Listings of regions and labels
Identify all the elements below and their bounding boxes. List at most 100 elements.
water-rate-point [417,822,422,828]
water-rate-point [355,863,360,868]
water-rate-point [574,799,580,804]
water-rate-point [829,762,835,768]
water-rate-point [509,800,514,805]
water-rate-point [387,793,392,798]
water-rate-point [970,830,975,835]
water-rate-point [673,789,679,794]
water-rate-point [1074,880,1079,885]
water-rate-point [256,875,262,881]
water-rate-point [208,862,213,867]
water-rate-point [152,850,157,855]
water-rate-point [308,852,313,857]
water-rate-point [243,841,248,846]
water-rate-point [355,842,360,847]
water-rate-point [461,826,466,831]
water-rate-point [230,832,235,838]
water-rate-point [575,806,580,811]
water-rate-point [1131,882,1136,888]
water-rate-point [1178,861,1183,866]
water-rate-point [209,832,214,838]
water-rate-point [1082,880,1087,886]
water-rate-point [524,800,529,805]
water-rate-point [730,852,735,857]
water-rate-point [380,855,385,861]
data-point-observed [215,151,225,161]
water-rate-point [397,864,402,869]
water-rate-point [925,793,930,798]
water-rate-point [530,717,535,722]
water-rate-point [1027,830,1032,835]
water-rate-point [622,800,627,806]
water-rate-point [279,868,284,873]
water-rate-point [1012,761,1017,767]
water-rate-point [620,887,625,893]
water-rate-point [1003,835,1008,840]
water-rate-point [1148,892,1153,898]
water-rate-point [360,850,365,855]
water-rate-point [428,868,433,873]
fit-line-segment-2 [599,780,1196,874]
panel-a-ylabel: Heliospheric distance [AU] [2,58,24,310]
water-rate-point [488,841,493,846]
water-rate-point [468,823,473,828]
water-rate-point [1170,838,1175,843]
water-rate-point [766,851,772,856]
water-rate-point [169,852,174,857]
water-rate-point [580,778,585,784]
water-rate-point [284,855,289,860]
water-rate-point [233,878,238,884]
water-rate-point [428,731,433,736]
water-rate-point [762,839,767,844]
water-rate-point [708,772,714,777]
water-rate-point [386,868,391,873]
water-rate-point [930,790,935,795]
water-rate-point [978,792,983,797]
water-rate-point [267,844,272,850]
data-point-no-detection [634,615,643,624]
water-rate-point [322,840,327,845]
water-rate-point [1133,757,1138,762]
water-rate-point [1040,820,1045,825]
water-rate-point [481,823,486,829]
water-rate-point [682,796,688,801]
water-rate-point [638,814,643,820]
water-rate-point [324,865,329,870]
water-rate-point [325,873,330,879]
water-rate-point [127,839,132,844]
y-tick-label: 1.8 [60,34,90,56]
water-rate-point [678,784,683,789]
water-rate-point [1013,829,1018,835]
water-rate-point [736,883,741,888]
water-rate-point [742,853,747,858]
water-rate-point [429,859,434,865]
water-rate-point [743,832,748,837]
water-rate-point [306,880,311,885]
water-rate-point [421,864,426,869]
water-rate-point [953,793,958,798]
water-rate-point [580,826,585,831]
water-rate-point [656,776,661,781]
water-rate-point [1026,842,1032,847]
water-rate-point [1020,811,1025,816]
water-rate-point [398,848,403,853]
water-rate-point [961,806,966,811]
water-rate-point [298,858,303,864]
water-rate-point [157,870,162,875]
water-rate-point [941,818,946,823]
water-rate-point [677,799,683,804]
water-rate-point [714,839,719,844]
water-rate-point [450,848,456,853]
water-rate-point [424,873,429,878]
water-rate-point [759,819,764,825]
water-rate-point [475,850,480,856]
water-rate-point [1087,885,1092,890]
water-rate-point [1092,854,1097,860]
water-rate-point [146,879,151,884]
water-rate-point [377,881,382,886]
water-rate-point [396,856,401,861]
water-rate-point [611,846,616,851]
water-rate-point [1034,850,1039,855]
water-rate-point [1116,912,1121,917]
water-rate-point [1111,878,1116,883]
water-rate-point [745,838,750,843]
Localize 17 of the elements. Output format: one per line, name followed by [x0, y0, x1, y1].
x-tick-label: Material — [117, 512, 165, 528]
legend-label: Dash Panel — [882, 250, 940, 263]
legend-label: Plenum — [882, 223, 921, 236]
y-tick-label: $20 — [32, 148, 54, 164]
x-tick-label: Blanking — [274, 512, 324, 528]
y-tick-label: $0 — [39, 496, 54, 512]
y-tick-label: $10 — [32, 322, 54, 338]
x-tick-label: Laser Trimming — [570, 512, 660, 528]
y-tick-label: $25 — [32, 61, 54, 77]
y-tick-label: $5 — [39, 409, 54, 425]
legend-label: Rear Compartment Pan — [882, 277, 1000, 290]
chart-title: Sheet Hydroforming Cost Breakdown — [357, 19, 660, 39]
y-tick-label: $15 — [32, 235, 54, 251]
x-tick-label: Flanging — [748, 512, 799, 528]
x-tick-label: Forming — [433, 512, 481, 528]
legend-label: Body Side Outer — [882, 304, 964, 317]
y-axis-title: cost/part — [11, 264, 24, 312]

_TASK INSTRUCTIONS:_ Extract every line of the items that contains the word "title".

_WRITTEN SOLUTION:_
chart-title: Sheet Hydroforming Cost Breakdown — [357, 19, 660, 39]
y-axis-title: cost/part — [11, 264, 24, 312]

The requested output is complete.